*DATASET RECORDS*
▽

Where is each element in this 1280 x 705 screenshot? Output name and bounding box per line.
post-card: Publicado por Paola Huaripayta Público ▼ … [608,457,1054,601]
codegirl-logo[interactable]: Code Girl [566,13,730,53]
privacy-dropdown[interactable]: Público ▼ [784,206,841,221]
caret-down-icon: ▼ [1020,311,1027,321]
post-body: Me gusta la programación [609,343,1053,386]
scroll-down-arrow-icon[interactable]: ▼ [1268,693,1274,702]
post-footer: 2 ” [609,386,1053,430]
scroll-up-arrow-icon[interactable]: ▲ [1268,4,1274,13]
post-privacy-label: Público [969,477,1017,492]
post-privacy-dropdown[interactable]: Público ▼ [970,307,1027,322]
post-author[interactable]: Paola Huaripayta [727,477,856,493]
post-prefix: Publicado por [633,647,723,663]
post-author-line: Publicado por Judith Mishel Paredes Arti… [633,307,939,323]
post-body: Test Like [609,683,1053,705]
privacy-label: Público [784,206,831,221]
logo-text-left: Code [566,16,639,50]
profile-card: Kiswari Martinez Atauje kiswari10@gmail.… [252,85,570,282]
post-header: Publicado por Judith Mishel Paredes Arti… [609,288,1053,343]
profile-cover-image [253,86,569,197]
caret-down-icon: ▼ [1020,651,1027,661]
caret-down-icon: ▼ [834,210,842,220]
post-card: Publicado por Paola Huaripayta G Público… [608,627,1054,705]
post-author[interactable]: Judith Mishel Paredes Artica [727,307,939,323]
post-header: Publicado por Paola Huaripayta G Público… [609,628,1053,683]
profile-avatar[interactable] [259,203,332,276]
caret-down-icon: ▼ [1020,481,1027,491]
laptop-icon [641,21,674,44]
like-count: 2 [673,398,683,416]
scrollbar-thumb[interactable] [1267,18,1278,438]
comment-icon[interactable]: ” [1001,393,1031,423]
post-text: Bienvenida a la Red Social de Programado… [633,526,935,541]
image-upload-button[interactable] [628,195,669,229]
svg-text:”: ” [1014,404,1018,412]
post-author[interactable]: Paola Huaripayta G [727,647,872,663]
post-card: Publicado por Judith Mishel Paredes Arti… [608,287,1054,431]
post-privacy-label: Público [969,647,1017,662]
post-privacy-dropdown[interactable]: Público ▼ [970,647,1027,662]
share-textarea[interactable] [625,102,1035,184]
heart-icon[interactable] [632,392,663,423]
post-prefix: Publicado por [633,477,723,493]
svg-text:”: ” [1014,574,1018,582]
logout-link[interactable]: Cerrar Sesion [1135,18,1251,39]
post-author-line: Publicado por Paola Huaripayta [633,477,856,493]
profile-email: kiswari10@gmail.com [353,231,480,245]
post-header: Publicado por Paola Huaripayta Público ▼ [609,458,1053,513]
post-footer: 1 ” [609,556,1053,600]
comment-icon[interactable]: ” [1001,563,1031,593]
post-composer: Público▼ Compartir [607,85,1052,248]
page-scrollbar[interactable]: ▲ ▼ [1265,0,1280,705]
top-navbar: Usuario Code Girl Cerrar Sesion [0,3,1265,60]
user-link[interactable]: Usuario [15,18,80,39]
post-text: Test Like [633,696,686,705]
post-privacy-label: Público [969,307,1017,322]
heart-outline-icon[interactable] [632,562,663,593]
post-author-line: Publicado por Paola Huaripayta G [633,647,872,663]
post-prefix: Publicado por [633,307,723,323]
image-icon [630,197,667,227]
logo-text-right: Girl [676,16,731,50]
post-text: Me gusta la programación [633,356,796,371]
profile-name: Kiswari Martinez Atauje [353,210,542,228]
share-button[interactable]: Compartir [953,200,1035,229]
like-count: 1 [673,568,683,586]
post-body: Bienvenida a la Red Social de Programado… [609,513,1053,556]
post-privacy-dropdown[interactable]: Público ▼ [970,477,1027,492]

△

*TASK DIRECTIONS*
Convert every line of the records above into a JSON list of strings, with one string per line and blank lines omitted.

*WRITTEN REPLY*
[
  "Where is each element in this 1280 x 705 screenshot? Output name and bounding box per line.",
  "post-card: Publicado por Paola Huaripayta Público ▼ … [608,457,1054,601]",
  "codegirl-logo[interactable]: Code Girl [566,13,730,53]",
  "privacy-dropdown[interactable]: Público ▼ [784,206,841,221]",
  "caret-down-icon: ▼ [1020,311,1027,321]",
  "post-body: Me gusta la programación [609,343,1053,386]",
  "scroll-down-arrow-icon[interactable]: ▼ [1268,693,1274,702]",
  "post-footer: 2 ” [609,386,1053,430]",
  "scroll-up-arrow-icon[interactable]: ▲ [1268,4,1274,13]",
  "post-privacy-label: Público [969,477,1017,492]",
  "post-privacy-dropdown[interactable]: Público ▼ [970,307,1027,322]",
  "post-author[interactable]: Paola Huaripayta [727,477,856,493]",
  "post-prefix: Publicado por [633,647,723,663]",
  "post-author-line: Publicado por Judith Mishel Paredes Arti… [633,307,939,323]",
  "post-body: Test Like [609,683,1053,705]",
  "privacy-label: Público [784,206,831,221]",
  "logo-text-left: Code [566,16,639,50]",
  "profile-card: Kiswari Martinez Atauje kiswari10@gmail.… [252,85,570,282]",
  "post-header: Publicado por Judith Mishel Paredes Arti… [609,288,1053,343]",
  "profile-cover-image [253,86,569,197]",
  "caret-down-icon: ▼ [1020,651,1027,661]",
  "caret-down-icon: ▼ [834,210,842,220]",
  "post-card: Publicado por Paola Huaripayta G Público… [608,627,1054,705]",
  "post-author[interactable]: Judith Mishel Paredes Artica [727,307,939,323]",
  "post-header: Publicado por Paola Huaripayta G Público… [609,628,1053,683]",
  "profile-avatar[interactable] [259,203,332,276]",
  "caret-down-icon: ▼ [1020,481,1027,491]",
  "laptop-icon [641,21,674,44]",
  "like-count: 2 [673,398,683,416]",
  "scrollbar-thumb[interactable] [1267,18,1278,438]",
  "comment-icon[interactable]: ” [1001,393,1031,423]",
  "post-text: Bienvenida a la Red Social de Programado… [633,526,935,541]",
  "image-upload-button[interactable] [628,195,669,229]",
  "svg-text:”: ” [1014,404,1018,412]",
  "post-author[interactable]: Paola Huaripayta G [727,647,872,663]",
  "post-card: Publicado por Judith Mishel Paredes Arti… [608,287,1054,431]",
  "post-privacy-label: Público [969,647,1017,662]",
  "post-privacy-dropdown[interactable]: Público ▼ [970,647,1027,662]",
  "share-textarea[interactable] [625,102,1035,184]",
  "heart-icon[interactable] [632,392,663,423]",
  "post-prefix: Publicado por [633,477,723,493]",
  "svg-text:”: ” [1014,574,1018,582]",
  "logout-link[interactable]: Cerrar Sesion [1135,18,1251,39]",
  "post-author-line: Publicado por Paola Huaripayta [633,477,856,493]",
  "profile-email: kiswari10@gmail.com [353,231,480,245]",
  "post-header: Publicado por Paola Huaripayta Público ▼ [609,458,1053,513]",
  "post-footer: 1 ” [609,556,1053,600]",
  "comment-icon[interactable]: ” [1001,563,1031,593]",
  "post-composer: Público▼ Compartir [607,85,1052,248]",
  "page-scrollbar[interactable]: ▲ ▼ [1265,0,1280,705]",
  "top-navbar: Usuario Code Girl Cerrar Sesion [0,3,1265,60]",
  "user-link[interactable]: Usuario [15,18,80,39]",
  "post-text: Test Like [633,696,686,705]",
  "post-privacy-label: Público [969,307,1017,322]",
  "heart-outline-icon[interactable] [632,562,663,593]",
  "post-author-line: Publicado por Paola Huaripayta G [633,647,872,663]",
  "post-prefix: Publicado por [633,307,723,323]",
  "image-icon [630,197,667,227]",
  "logo-text-right: Girl [676,16,731,50]",
  "post-text: Me gusta la programación [633,356,796,371]",
  "profile-name: Kiswari Martinez Atauje [353,210,542,228]",
  "share-button[interactable]: Compartir [953,200,1035,229]",
  "like-count: 1 [673,568,683,586]",
  "post-body: Bienvenida a la Red Social de Programado… [609,513,1053,556]",
  "post-privacy-dropdown[interactable]: Público ▼ [970,477,1027,492]"
]